Collected data
────────
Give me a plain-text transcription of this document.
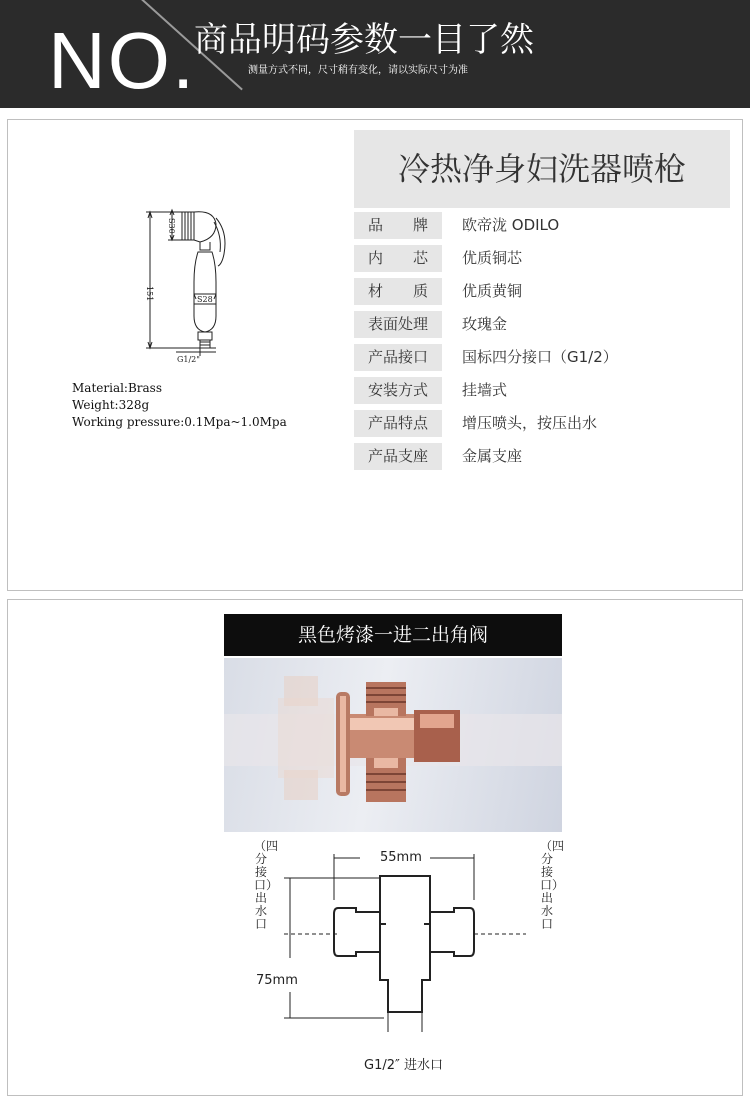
NO.
商品明码参数一目了然
测量方式不同，尺寸稍有变化，请以实际尺寸为准
151
S30
S28
G1/2"
Material:Brass
Weight:328g
Working pressure:0.1Mpa~1.0Mpa
冷热净身妇洗器喷枪
品 牌	欧帝泷 ODILO
内 芯	优质铜芯
材 质	优质黄铜
表面处理	玫瑰金
产品接口	国标四分接口（G1/2）
安装方式	挂墙式
产品特点	增压喷头，按压出水
产品支座	金属支座
黑色烤漆一进二出角阀
55mm
75mm
（四分接口）出水口
（四分接口）出水口
G1/2″ 进水口
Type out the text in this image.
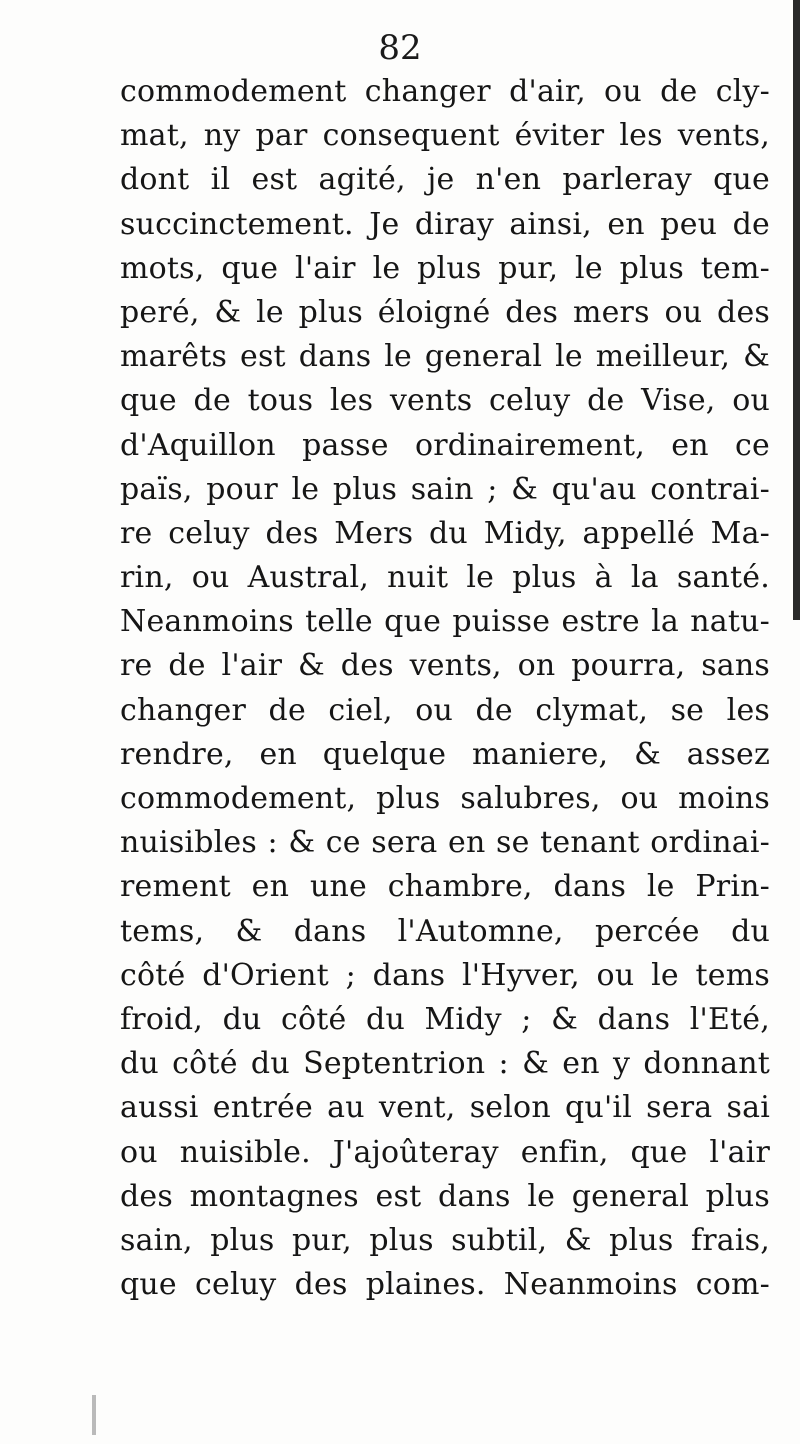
82
commodement changer d'air, ou de cly-
mat, ny par consequent éviter les vents,
dont il est agité, je n'en parleray que
succinctement. Je diray ainsi, en peu de
mots, que l'air le plus pur, le plus tem-
peré, & le plus éloigné des mers ou des
marêts est dans le general le meilleur, &
que de tous les vents celuy de Vise, ou
d'Aquillon passe ordinairement, en ce
païs, pour le plus sain ; & qu'au contrai-
re celuy des Mers du Midy, appellé Ma-
rin, ou Austral, nuit le plus à la santé.
Neanmoins telle que puisse estre la natu-
re de l'air & des vents, on pourra, sans
changer de ciel, ou de clymat, se les
rendre, en quelque maniere, & assez
commodement, plus salubres, ou moins
nuisibles : & ce sera en se tenant ordinai-
rement en une chambre, dans le Prin-
tems, & dans l'Automne, percée du
côté d'Orient ; dans l'Hyver, ou le tems
froid, du côté du Midy ; & dans l'Eté,
du côté du Septentrion : & en y donnant
aussi entrée au vent, selon qu'il sera sai
ou nuisible. J'ajoûteray enfin, que l'air
des montagnes est dans le general plus
sain, plus pur, plus subtil, & plus frais,
que celuy des plaines. Neanmoins com-
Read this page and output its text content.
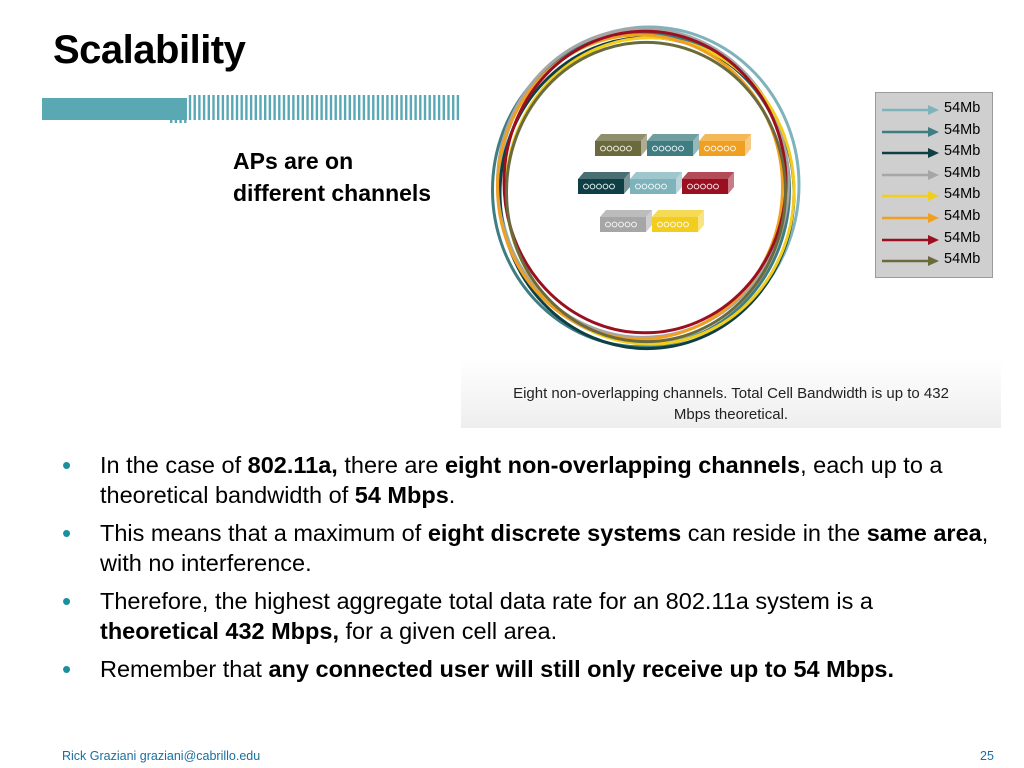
Scalability
APs are on
different channels
54Mb
54Mb
54Mb
54Mb
54Mb
54Mb
54Mb
54Mb
Eight non-overlapping channels. Total Cell Bandwidth is up to 432
Mbps theoretical.
• In the case of 802.11a, there are eight non-overlapping channels, each up to a theoretical bandwidth of 54 Mbps.
• This means that a maximum of eight discrete systems can reside in the same area, with no interference.
• Therefore, the highest aggregate total data rate for an 802.11a system is a theoretical 432 Mbps, for a given cell area.
• Remember that any connected user will still only receive up to 54 Mbps.
Rick Graziani graziani@cabrillo.edu	25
────────
**What is required:**
Set down every entry word for word, but omit the pictures.

**Result below:**
Give me a plain-text transcription of this document.
NO.
商品明码参数一目了然
测量方式不同，尺寸稍有变化，请以实际尺寸为准
151
S30
S28
G1/2"
Material:Brass
Weight:328g
Working pressure:0.1Mpa~1.0Mpa
冷热净身妇洗器喷枪
品 牌	欧帝泷 ODILO
内 芯	优质铜芯
材 质	优质黄铜
表面处理	玫瑰金
产品接口	国标四分接口（G1/2）
安装方式	挂墙式
产品特点	增压喷头，按压出水
产品支座	金属支座
黑色烤漆一进二出角阀
55mm
75mm
（四分接口）出水口
（四分接口）出水口
G1/2″ 进水口
Type out the text in this image.
82
commodement changer d'air, ou de cly-
mat, ny par consequent éviter les vents,
dont il est agité, je n'en parleray que
succinctement. Je diray ainsi, en peu de
mots, que l'air le plus pur, le plus tem-
peré, & le plus éloigné des mers ou des
marêts est dans le general le meilleur, &
que de tous les vents celuy de Vise, ou
d'Aquillon passe ordinairement, en ce
païs, pour le plus sain ; & qu'au contrai-
re celuy des Mers du Midy, appellé Ma-
rin, ou Austral, nuit le plus à la santé.
Neanmoins telle que puisse estre la natu-
re de l'air & des vents, on pourra, sans
changer de ciel, ou de clymat, se les
rendre, en quelque maniere, & assez
commodement, plus salubres, ou moins
nuisibles : & ce sera en se tenant ordinai-
rement en une chambre, dans le Prin-
tems, & dans l'Automne, percée du
côté d'Orient ; dans l'Hyver, ou le tems
froid, du côté du Midy ; & dans l'Eté,
du côté du Septentrion : & en y donnant
aussi entrée au vent, selon qu'il sera sai
ou nuisible. J'ajoûteray enfin, que l'air
des montagnes est dans le general plus
sain, plus pur, plus subtil, & plus frais,
que celuy des plaines. Neanmoins com-
Read this page and output its text content.
Scalability
APs are on
different channels
54Mb
54Mb
54Mb
54Mb
54Mb
54Mb
54Mb
54Mb
Eight non-overlapping channels. Total Cell Bandwidth is up to 432
Mbps theoretical.
• In the case of 802.11a, there are eight non-overlapping channels, each up to a theoretical bandwidth of 54 Mbps.
• This means that a maximum of eight discrete systems can reside in the same area, with no interference.
• Therefore, the highest aggregate total data rate for an 802.11a system is a theoretical 432 Mbps, for a given cell area.
• Remember that any connected user will still only receive up to 54 Mbps.
Rick Graziani graziani@cabrillo.edu	25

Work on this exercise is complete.